[Data items]
++++++
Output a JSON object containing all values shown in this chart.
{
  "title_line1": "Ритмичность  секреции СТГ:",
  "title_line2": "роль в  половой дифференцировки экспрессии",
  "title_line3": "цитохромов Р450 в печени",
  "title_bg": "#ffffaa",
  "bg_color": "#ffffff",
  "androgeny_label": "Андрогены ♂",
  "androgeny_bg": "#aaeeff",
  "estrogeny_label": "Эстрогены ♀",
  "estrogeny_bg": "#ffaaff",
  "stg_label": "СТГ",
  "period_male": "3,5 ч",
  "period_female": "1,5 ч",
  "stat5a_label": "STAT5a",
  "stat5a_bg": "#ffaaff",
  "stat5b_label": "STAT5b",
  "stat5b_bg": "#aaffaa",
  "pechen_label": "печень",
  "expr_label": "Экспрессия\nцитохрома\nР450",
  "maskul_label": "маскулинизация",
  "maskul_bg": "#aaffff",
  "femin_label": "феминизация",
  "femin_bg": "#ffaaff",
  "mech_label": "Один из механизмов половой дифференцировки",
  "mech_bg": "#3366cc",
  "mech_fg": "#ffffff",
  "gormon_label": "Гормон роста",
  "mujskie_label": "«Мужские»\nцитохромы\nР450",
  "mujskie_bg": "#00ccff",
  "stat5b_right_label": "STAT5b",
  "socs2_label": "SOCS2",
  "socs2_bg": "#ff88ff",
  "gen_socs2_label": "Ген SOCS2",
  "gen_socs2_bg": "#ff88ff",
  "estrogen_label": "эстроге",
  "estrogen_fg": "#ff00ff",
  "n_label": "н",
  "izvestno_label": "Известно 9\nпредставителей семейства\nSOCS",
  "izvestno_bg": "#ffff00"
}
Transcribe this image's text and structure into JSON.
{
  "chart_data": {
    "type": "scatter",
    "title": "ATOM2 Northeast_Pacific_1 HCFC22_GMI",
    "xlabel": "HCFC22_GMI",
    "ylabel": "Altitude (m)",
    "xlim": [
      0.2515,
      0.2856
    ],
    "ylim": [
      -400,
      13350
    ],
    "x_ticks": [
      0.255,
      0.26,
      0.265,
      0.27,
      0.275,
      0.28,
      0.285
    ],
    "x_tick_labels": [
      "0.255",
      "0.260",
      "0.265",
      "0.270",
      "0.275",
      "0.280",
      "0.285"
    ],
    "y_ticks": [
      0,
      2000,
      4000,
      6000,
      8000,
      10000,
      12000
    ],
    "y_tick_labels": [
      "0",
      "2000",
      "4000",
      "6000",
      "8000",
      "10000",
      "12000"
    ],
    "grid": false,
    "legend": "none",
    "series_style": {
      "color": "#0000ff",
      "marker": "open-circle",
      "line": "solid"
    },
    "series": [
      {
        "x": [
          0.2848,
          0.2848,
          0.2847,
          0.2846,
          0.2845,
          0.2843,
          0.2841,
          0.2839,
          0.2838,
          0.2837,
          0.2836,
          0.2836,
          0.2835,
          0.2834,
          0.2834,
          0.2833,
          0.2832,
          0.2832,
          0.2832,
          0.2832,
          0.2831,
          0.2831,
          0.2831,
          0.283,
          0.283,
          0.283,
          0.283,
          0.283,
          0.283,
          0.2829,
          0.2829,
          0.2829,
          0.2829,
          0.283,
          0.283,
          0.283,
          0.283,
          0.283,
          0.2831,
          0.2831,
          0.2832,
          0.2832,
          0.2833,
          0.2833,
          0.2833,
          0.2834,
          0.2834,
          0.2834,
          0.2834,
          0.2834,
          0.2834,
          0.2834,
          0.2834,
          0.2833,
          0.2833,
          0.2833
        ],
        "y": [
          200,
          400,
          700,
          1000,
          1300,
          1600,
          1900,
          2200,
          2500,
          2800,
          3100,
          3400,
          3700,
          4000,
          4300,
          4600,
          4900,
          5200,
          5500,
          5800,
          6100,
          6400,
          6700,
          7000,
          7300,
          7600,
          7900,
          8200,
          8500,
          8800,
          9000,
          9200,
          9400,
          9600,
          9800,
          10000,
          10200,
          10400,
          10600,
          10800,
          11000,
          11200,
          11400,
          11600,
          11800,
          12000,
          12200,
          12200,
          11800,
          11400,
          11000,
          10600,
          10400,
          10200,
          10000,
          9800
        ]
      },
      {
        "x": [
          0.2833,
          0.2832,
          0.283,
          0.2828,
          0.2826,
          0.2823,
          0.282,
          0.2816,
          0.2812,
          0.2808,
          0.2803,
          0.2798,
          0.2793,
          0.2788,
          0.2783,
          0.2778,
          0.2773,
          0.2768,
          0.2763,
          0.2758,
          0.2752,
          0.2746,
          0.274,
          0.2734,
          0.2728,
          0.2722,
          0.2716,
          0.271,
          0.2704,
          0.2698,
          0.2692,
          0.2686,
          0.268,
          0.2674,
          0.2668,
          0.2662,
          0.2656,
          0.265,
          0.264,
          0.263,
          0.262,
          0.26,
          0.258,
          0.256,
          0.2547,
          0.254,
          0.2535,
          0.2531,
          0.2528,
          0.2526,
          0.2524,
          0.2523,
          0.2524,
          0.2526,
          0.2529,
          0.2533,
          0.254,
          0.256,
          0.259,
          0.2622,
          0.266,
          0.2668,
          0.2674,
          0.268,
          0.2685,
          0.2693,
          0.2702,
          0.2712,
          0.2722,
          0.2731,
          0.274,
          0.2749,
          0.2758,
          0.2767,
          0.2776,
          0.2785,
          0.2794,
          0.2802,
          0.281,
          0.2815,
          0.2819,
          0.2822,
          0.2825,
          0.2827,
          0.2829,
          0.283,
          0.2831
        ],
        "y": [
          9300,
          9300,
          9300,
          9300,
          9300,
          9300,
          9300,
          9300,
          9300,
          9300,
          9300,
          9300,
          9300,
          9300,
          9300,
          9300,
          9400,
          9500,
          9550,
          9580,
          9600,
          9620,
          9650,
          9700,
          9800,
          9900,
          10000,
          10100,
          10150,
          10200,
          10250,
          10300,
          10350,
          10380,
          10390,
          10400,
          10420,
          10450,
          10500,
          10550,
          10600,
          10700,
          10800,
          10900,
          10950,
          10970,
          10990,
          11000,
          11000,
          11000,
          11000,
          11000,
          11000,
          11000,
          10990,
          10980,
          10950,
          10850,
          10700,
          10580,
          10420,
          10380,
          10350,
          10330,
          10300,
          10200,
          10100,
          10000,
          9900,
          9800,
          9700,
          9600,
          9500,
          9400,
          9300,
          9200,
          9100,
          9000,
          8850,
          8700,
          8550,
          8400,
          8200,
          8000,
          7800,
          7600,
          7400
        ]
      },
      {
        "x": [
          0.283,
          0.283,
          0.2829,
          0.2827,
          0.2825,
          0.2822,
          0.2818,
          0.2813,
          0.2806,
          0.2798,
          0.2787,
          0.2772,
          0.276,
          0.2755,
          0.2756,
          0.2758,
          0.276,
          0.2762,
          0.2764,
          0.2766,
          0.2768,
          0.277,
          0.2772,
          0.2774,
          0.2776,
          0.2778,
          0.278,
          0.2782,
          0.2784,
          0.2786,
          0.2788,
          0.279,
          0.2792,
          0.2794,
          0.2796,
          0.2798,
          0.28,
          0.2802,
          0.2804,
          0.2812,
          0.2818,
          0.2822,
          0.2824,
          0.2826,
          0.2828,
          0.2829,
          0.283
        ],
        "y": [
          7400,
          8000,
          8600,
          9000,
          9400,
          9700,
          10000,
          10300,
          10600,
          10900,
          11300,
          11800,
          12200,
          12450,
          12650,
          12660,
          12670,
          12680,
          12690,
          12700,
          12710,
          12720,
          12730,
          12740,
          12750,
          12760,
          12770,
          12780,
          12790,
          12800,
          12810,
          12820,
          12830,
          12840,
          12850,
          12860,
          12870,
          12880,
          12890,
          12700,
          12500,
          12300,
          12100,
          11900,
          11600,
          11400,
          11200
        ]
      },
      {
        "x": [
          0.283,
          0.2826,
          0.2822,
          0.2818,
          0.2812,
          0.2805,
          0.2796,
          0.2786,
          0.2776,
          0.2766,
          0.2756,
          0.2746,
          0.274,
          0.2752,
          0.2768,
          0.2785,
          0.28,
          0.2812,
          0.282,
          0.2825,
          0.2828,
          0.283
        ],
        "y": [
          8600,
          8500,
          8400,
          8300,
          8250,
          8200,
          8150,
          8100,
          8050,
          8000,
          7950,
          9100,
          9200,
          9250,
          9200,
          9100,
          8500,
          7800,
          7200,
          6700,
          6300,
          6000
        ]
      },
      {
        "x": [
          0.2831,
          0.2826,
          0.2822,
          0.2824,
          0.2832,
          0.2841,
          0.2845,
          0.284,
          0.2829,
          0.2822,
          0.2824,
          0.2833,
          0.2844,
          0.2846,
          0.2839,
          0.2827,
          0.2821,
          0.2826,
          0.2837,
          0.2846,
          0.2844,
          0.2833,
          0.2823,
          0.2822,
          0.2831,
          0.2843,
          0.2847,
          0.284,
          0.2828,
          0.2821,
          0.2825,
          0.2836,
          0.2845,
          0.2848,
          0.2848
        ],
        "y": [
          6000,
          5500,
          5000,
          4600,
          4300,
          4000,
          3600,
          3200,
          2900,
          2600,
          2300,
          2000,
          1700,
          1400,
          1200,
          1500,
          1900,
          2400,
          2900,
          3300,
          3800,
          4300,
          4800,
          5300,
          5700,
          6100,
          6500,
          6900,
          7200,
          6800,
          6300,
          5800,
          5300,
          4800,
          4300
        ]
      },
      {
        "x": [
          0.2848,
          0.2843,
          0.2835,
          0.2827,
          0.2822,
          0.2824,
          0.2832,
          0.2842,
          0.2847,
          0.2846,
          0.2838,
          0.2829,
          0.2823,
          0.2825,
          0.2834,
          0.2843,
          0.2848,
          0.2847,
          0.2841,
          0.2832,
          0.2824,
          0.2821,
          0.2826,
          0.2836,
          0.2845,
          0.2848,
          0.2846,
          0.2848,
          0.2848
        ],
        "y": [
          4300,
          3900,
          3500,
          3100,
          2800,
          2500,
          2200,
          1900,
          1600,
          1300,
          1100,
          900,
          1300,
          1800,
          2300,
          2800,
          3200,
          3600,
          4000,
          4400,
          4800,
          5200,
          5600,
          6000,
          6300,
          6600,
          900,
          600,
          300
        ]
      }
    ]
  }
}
++++++
• Task description: Locate all lines in the listing above with the word "ffaaff" and copy them.

• Solution to the exercise:
  "estrogeny_bg": "#ffaaff",
  "stat5a_bg": "#ffaaff",
  "femin_bg": "#ffaaff",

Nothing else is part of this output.